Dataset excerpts
* Begin *

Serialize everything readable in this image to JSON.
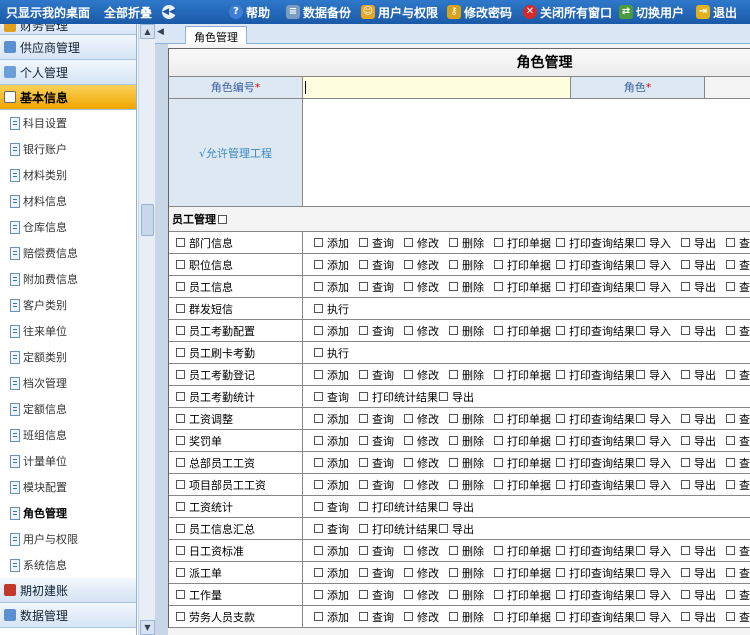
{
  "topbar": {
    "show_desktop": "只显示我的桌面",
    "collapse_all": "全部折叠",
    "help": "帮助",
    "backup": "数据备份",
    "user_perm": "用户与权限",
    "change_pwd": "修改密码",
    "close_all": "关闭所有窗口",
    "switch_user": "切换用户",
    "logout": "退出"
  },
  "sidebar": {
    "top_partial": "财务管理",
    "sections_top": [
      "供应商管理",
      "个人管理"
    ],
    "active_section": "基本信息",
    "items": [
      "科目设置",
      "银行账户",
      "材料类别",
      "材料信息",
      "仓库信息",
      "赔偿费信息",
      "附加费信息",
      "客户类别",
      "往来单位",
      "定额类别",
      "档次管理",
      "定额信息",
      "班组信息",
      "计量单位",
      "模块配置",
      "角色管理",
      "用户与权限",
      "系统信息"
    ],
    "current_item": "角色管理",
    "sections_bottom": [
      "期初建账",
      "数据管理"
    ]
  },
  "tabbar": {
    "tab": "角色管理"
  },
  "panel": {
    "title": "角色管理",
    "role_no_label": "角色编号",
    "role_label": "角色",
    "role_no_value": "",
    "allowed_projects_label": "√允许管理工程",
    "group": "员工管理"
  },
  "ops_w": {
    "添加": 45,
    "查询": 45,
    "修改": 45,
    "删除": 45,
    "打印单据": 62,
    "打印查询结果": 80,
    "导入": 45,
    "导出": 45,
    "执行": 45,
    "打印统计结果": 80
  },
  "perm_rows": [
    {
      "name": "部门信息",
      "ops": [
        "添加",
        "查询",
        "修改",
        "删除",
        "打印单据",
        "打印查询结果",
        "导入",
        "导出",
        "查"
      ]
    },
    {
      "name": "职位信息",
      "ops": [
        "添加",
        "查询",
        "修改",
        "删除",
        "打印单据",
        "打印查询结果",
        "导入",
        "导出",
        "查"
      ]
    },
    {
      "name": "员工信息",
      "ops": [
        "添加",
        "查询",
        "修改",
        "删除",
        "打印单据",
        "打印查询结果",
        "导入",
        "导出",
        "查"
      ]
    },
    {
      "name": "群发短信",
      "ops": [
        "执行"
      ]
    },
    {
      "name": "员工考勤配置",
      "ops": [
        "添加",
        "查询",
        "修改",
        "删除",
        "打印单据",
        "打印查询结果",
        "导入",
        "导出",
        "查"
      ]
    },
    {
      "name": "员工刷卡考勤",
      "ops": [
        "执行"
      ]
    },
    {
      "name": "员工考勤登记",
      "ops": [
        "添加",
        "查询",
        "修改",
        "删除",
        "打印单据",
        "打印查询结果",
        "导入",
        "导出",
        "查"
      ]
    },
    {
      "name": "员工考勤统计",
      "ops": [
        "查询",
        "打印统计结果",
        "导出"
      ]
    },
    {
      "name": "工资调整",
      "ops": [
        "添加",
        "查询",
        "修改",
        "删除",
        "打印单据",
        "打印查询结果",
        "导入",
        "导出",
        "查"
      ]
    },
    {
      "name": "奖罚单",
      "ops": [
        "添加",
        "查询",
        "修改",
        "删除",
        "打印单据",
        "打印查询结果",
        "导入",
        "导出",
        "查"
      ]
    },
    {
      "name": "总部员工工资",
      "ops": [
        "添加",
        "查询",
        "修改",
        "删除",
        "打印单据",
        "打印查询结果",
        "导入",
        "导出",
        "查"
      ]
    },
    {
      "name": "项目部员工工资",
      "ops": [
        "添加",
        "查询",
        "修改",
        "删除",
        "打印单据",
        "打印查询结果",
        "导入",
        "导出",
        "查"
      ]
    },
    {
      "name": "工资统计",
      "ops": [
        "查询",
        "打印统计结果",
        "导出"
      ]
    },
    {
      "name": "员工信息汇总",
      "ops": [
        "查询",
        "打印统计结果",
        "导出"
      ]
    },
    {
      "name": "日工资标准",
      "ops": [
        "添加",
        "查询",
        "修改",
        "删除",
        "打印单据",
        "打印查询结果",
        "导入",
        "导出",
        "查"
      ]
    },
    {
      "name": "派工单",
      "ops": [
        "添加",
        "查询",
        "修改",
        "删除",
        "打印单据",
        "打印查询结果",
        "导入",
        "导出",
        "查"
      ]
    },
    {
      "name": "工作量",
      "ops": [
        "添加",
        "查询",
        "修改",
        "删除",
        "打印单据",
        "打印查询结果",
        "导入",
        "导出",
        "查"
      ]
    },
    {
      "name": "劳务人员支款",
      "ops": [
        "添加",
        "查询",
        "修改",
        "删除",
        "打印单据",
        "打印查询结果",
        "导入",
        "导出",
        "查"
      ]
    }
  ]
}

* End *
* Begin *

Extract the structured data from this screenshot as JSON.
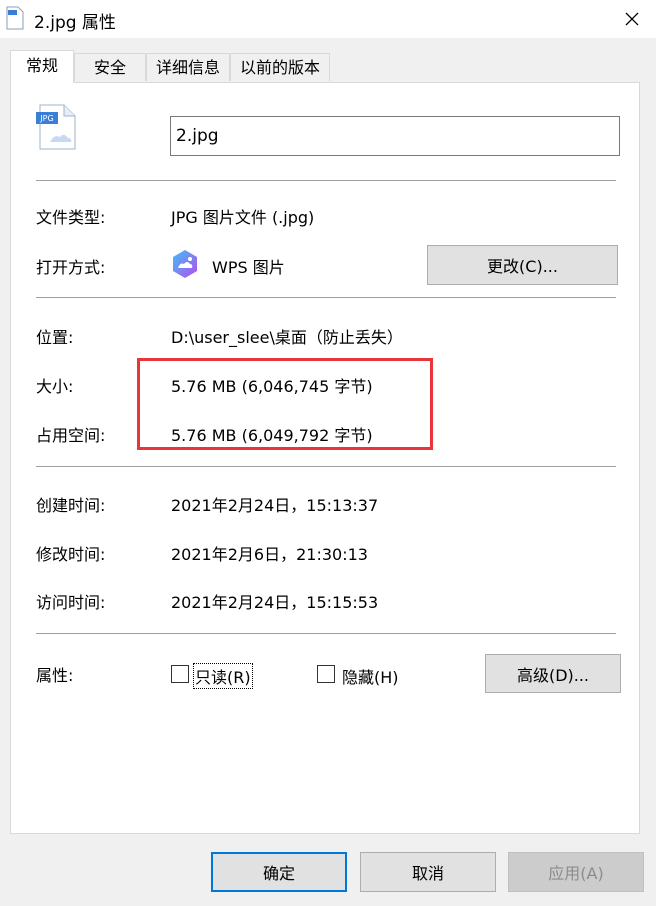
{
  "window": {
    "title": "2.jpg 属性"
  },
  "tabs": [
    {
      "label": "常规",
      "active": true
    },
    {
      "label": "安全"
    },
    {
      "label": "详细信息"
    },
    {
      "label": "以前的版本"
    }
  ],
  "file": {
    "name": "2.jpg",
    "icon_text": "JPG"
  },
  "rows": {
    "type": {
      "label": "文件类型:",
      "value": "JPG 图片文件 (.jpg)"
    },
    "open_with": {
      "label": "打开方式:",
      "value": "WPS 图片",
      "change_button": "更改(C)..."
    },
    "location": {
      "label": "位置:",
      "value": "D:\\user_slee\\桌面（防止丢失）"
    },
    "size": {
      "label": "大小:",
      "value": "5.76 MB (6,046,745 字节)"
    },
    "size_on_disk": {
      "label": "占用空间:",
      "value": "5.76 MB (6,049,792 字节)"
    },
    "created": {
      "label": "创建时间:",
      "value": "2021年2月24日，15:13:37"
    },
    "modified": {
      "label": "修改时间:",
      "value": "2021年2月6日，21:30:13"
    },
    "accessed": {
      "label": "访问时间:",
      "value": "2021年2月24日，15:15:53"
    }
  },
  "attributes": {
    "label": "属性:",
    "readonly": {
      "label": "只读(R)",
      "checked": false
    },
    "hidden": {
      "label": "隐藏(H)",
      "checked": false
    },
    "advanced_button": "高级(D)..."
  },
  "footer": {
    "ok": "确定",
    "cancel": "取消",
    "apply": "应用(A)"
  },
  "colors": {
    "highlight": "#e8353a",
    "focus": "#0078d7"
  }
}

* End *
* Begin *

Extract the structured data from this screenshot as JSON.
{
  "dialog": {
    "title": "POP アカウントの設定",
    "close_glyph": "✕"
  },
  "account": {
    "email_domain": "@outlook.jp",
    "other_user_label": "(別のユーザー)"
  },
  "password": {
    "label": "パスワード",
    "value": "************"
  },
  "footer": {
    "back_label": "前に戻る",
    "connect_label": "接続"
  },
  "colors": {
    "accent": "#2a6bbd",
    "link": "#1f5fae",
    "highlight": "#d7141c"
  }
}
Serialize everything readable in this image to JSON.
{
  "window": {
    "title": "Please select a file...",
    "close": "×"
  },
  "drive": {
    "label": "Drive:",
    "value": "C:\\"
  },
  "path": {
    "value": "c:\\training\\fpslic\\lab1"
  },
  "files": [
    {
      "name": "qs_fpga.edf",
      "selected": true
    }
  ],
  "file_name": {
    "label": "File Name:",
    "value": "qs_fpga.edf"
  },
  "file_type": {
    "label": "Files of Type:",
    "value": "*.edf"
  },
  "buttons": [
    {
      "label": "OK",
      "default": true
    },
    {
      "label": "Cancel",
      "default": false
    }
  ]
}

* End *

◆ WHAT YOU NEED TO DO:
Go through the records line by line and count those containing the string "highlight". Give only the total.

◆ WRITTEN ANSWER:
2